* _Work to complete_
Pictures do not belong in the copy. Return all of the entries exactly.

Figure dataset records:
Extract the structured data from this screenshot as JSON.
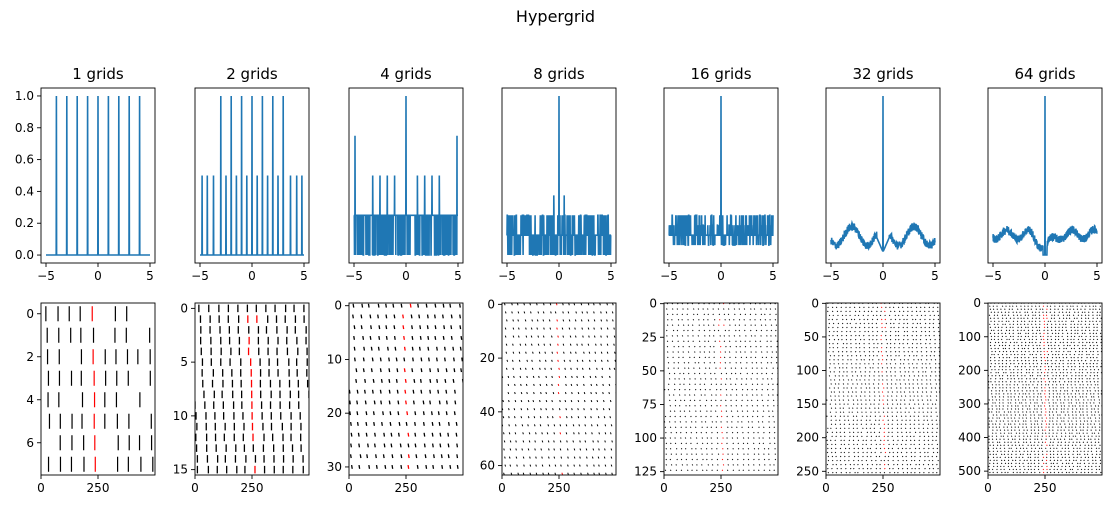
{
  "title": "Hypergrid",
  "colors": {
    "line": "#1f77b4",
    "stripe": "#000000",
    "highlight": "#ff0000",
    "axis": "#000000"
  },
  "chart_data": [
    {
      "type": "line",
      "title": "1 grids",
      "x_range": [
        -5,
        5
      ],
      "xticks": [
        -5,
        0,
        5
      ],
      "ylim": [
        -0.05,
        1.05
      ],
      "yticks": [
        0.0,
        0.2,
        0.4,
        0.6,
        0.8,
        1.0
      ],
      "ytick_labels": [
        "0.0",
        "0.2",
        "0.4",
        "0.6",
        "0.8",
        "1.0"
      ],
      "peaks": [
        {
          "x": -4,
          "value": 1.0
        },
        {
          "x": -3,
          "value": 1.0
        },
        {
          "x": -2,
          "value": 1.0
        },
        {
          "x": -1,
          "value": 1.0
        },
        {
          "x": 0,
          "value": 1.0
        },
        {
          "x": 1,
          "value": 1.0
        },
        {
          "x": 2,
          "value": 1.0
        },
        {
          "x": 3,
          "value": 1.0
        },
        {
          "x": 4,
          "value": 1.0
        }
      ],
      "baseline": 0.0
    },
    {
      "type": "line",
      "title": "2 grids",
      "x_range": [
        -5,
        5
      ],
      "xticks": [
        -5,
        0,
        5
      ],
      "ylim": [
        -0.05,
        1.05
      ],
      "peaks": [
        {
          "x": -3,
          "value": 1.0
        },
        {
          "x": -2,
          "value": 1.0
        },
        {
          "x": -1,
          "value": 1.0
        },
        {
          "x": 0,
          "value": 1.0
        },
        {
          "x": 1,
          "value": 1.0
        },
        {
          "x": 2,
          "value": 1.0
        },
        {
          "x": 3,
          "value": 1.0
        },
        {
          "x": -4.8,
          "value": 0.5
        },
        {
          "x": -4.3,
          "value": 0.5
        },
        {
          "x": -3.7,
          "value": 0.5
        },
        {
          "x": -2.5,
          "value": 0.5
        },
        {
          "x": -1.5,
          "value": 0.5
        },
        {
          "x": -0.5,
          "value": 0.5
        },
        {
          "x": 0.5,
          "value": 0.5
        },
        {
          "x": 1.5,
          "value": 0.5
        },
        {
          "x": 2.5,
          "value": 0.5
        },
        {
          "x": 3.7,
          "value": 0.5
        },
        {
          "x": 4.3,
          "value": 0.5
        },
        {
          "x": 4.8,
          "value": 0.5
        }
      ],
      "baseline": 0.0
    },
    {
      "type": "line",
      "title": "4 grids",
      "x_range": [
        -5,
        5
      ],
      "xticks": [
        -5,
        0,
        5
      ],
      "ylim": [
        -0.05,
        1.05
      ],
      "peaks": [
        {
          "x": -4.9,
          "value": 0.75
        },
        {
          "x": 0,
          "value": 1.0
        },
        {
          "x": 4.9,
          "value": 0.75
        },
        {
          "x": -3.2,
          "value": 0.5
        },
        {
          "x": -2.5,
          "value": 0.5
        },
        {
          "x": -1.8,
          "value": 0.5
        },
        {
          "x": -1.1,
          "value": 0.5
        },
        {
          "x": 1.1,
          "value": 0.5
        },
        {
          "x": 1.8,
          "value": 0.5
        },
        {
          "x": 2.5,
          "value": 0.5
        },
        {
          "x": 3.2,
          "value": 0.5
        }
      ],
      "noise_levels": [
        0.0,
        0.25
      ],
      "baseline": 0.25
    },
    {
      "type": "line",
      "title": "8 grids",
      "x_range": [
        -5,
        5
      ],
      "xticks": [
        -5,
        0,
        5
      ],
      "ylim": [
        -0.05,
        1.05
      ],
      "peaks": [
        {
          "x": 0,
          "value": 1.0
        },
        {
          "x": -0.5,
          "value": 0.375
        },
        {
          "x": 0.5,
          "value": 0.375
        }
      ],
      "noise_levels": [
        0.0,
        0.125,
        0.25
      ],
      "baseline": 0.125
    },
    {
      "type": "line",
      "title": "16 grids",
      "x_range": [
        -5,
        5
      ],
      "xticks": [
        -5,
        0,
        5
      ],
      "ylim": [
        -0.05,
        1.05
      ],
      "peaks": [
        {
          "x": 0,
          "value": 1.0
        }
      ],
      "noise_levels": [
        0.0625,
        0.125,
        0.1875,
        0.25
      ],
      "baseline": 0.125
    },
    {
      "type": "line",
      "title": "32 grids",
      "x_range": [
        -5,
        5
      ],
      "xticks": [
        -5,
        0,
        5
      ],
      "ylim": [
        -0.05,
        1.05
      ],
      "peaks": [
        {
          "x": 0,
          "value": 1.0
        }
      ],
      "profile": "wavy",
      "baseline": 0.12
    },
    {
      "type": "line",
      "title": "64 grids",
      "x_range": [
        -5,
        5
      ],
      "xticks": [
        -5,
        0,
        5
      ],
      "ylim": [
        -0.05,
        1.05
      ],
      "peaks": [
        {
          "x": 0,
          "value": 1.0
        }
      ],
      "profile": "v-dip",
      "baseline": 0.1
    },
    {
      "type": "heatmap",
      "rows": 8,
      "cols": 500,
      "xticks": [
        0,
        250
      ],
      "yticks": [
        0,
        2,
        4,
        6
      ],
      "ylim": [
        7.5,
        -0.5
      ]
    },
    {
      "type": "heatmap",
      "rows": 16,
      "cols": 500,
      "xticks": [
        0,
        250
      ],
      "yticks": [
        0,
        5,
        10,
        15
      ],
      "ylim": [
        15.5,
        -0.5
      ]
    },
    {
      "type": "heatmap",
      "rows": 32,
      "cols": 500,
      "xticks": [
        0,
        250
      ],
      "yticks": [
        0,
        10,
        20,
        30
      ],
      "ylim": [
        31.5,
        -0.5
      ]
    },
    {
      "type": "heatmap",
      "rows": 64,
      "cols": 500,
      "xticks": [
        0,
        250
      ],
      "yticks": [
        0,
        20,
        40,
        60
      ],
      "ylim": [
        63.5,
        -0.5
      ]
    },
    {
      "type": "heatmap",
      "rows": 128,
      "cols": 500,
      "xticks": [
        0,
        250
      ],
      "yticks": [
        0,
        25,
        50,
        75,
        100,
        125
      ],
      "ylim": [
        127.5,
        -0.5
      ]
    },
    {
      "type": "heatmap",
      "rows": 256,
      "cols": 500,
      "xticks": [
        0,
        250
      ],
      "yticks": [
        0,
        50,
        100,
        150,
        200,
        250
      ],
      "ylim": [
        255.5,
        -0.5
      ]
    },
    {
      "type": "heatmap",
      "rows": 512,
      "cols": 500,
      "xticks": [
        0,
        250
      ],
      "yticks": [
        0,
        100,
        200,
        300,
        400,
        500
      ],
      "ylim": [
        511.5,
        -0.5
      ]
    }
  ]
}
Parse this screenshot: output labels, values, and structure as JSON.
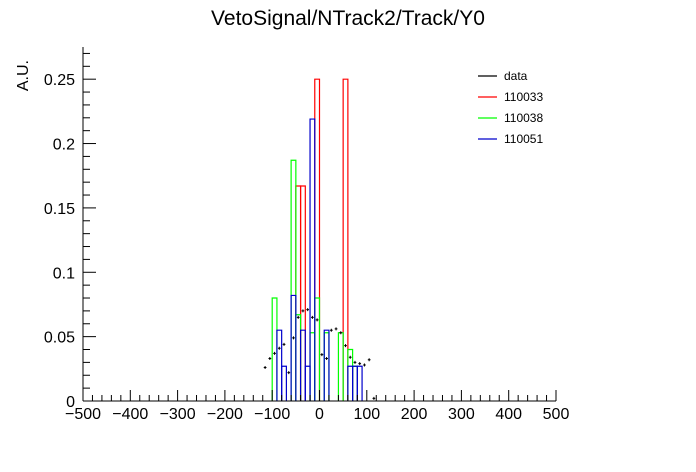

* _Exercise solution_
Extract the structured data from this screenshot as JSON.
{
  "title": "Hypergrid",
  "colors": {
    "line": "#1f77b4",
    "stripe": "#000000",
    "highlight": "#ff0000",
    "axis": "#000000"
  },
  "chart_data": [
    {
      "type": "line",
      "title": "1 grids",
      "x_range": [
        -5,
        5
      ],
      "xticks": [
        -5,
        0,
        5
      ],
      "ylim": [
        -0.05,
        1.05
      ],
      "yticks": [
        0.0,
        0.2,
        0.4,
        0.6,
        0.8,
        1.0
      ],
      "ytick_labels": [
        "0.0",
        "0.2",
        "0.4",
        "0.6",
        "0.8",
        "1.0"
      ],
      "peaks": [
        {
          "x": -4,
          "value": 1.0
        },
        {
          "x": -3,
          "value": 1.0
        },
        {
          "x": -2,
          "value": 1.0
        },
        {
          "x": -1,
          "value": 1.0
        },
        {
          "x": 0,
          "value": 1.0
        },
        {
          "x": 1,
          "value": 1.0
        },
        {
          "x": 2,
          "value": 1.0
        },
        {
          "x": 3,
          "value": 1.0
        },
        {
          "x": 4,
          "value": 1.0
        }
      ],
      "baseline": 0.0
    },
    {
      "type": "line",
      "title": "2 grids",
      "x_range": [
        -5,
        5
      ],
      "xticks": [
        -5,
        0,
        5
      ],
      "ylim": [
        -0.05,
        1.05
      ],
      "peaks": [
        {
          "x": -3,
          "value": 1.0
        },
        {
          "x": -2,
          "value": 1.0
        },
        {
          "x": -1,
          "value": 1.0
        },
        {
          "x": 0,
          "value": 1.0
        },
        {
          "x": 1,
          "value": 1.0
        },
        {
          "x": 2,
          "value": 1.0
        },
        {
          "x": 3,
          "value": 1.0
        },
        {
          "x": -4.8,
          "value": 0.5
        },
        {
          "x": -4.3,
          "value": 0.5
        },
        {
          "x": -3.7,
          "value": 0.5
        },
        {
          "x": -2.5,
          "value": 0.5
        },
        {
          "x": -1.5,
          "value": 0.5
        },
        {
          "x": -0.5,
          "value": 0.5
        },
        {
          "x": 0.5,
          "value": 0.5
        },
        {
          "x": 1.5,
          "value": 0.5
        },
        {
          "x": 2.5,
          "value": 0.5
        },
        {
          "x": 3.7,
          "value": 0.5
        },
        {
          "x": 4.3,
          "value": 0.5
        },
        {
          "x": 4.8,
          "value": 0.5
        }
      ],
      "baseline": 0.0
    },
    {
      "type": "line",
      "title": "4 grids",
      "x_range": [
        -5,
        5
      ],
      "xticks": [
        -5,
        0,
        5
      ],
      "ylim": [
        -0.05,
        1.05
      ],
      "peaks": [
        {
          "x": -4.9,
          "value": 0.75
        },
        {
          "x": 0,
          "value": 1.0
        },
        {
          "x": 4.9,
          "value": 0.75
        },
        {
          "x": -3.2,
          "value": 0.5
        },
        {
          "x": -2.5,
          "value": 0.5
        },
        {
          "x": -1.8,
          "value": 0.5
        },
        {
          "x": -1.1,
          "value": 0.5
        },
        {
          "x": 1.1,
          "value": 0.5
        },
        {
          "x": 1.8,
          "value": 0.5
        },
        {
          "x": 2.5,
          "value": 0.5
        },
        {
          "x": 3.2,
          "value": 0.5
        }
      ],
      "noise_levels": [
        0.0,
        0.25
      ],
      "baseline": 0.25
    },
    {
      "type": "line",
      "title": "8 grids",
      "x_range": [
        -5,
        5
      ],
      "xticks": [
        -5,
        0,
        5
      ],
      "ylim": [
        -0.05,
        1.05
      ],
      "peaks": [
        {
          "x": 0,
          "value": 1.0
        },
        {
          "x": -0.5,
          "value": 0.375
        },
        {
          "x": 0.5,
          "value": 0.375
        }
      ],
      "noise_levels": [
        0.0,
        0.125,
        0.25
      ],
      "baseline": 0.125
    },
    {
      "type": "line",
      "title": "16 grids",
      "x_range": [
        -5,
        5
      ],
      "xticks": [
        -5,
        0,
        5
      ],
      "ylim": [
        -0.05,
        1.05
      ],
      "peaks": [
        {
          "x": 0,
          "value": 1.0
        }
      ],
      "noise_levels": [
        0.0625,
        0.125,
        0.1875,
        0.25
      ],
      "baseline": 0.125
    },
    {
      "type": "line",
      "title": "32 grids",
      "x_range": [
        -5,
        5
      ],
      "xticks": [
        -5,
        0,
        5
      ],
      "ylim": [
        -0.05,
        1.05
      ],
      "peaks": [
        {
          "x": 0,
          "value": 1.0
        }
      ],
      "profile": "wavy",
      "baseline": 0.12
    },
    {
      "type": "line",
      "title": "64 grids",
      "x_range": [
        -5,
        5
      ],
      "xticks": [
        -5,
        0,
        5
      ],
      "ylim": [
        -0.05,
        1.05
      ],
      "peaks": [
        {
          "x": 0,
          "value": 1.0
        }
      ],
      "profile": "v-dip",
      "baseline": 0.1
    },
    {
      "type": "heatmap",
      "rows": 8,
      "cols": 500,
      "xticks": [
        0,
        250
      ],
      "yticks": [
        0,
        2,
        4,
        6
      ],
      "ylim": [
        7.5,
        -0.5
      ]
    },
    {
      "type": "heatmap",
      "rows": 16,
      "cols": 500,
      "xticks": [
        0,
        250
      ],
      "yticks": [
        0,
        5,
        10,
        15
      ],
      "ylim": [
        15.5,
        -0.5
      ]
    },
    {
      "type": "heatmap",
      "rows": 32,
      "cols": 500,
      "xticks": [
        0,
        250
      ],
      "yticks": [
        0,
        10,
        20,
        30
      ],
      "ylim": [
        31.5,
        -0.5
      ]
    },
    {
      "type": "heatmap",
      "rows": 64,
      "cols": 500,
      "xticks": [
        0,
        250
      ],
      "yticks": [
        0,
        20,
        40,
        60
      ],
      "ylim": [
        63.5,
        -0.5
      ]
    },
    {
      "type": "heatmap",
      "rows": 128,
      "cols": 500,
      "xticks": [
        0,
        250
      ],
      "yticks": [
        0,
        25,
        50,
        75,
        100,
        125
      ],
      "ylim": [
        127.5,
        -0.5
      ]
    },
    {
      "type": "heatmap",
      "rows": 256,
      "cols": 500,
      "xticks": [
        0,
        250
      ],
      "yticks": [
        0,
        50,
        100,
        150,
        200,
        250
      ],
      "ylim": [
        255.5,
        -0.5
      ]
    },
    {
      "type": "heatmap",
      "rows": 512,
      "cols": 500,
      "xticks": [
        0,
        250
      ],
      "yticks": [
        0,
        100,
        200,
        300,
        400,
        500
      ],
      "ylim": [
        511.5,
        -0.5
      ]
    }
  ]
}
Parse this screenshot: output labels, values, and structure as JSON.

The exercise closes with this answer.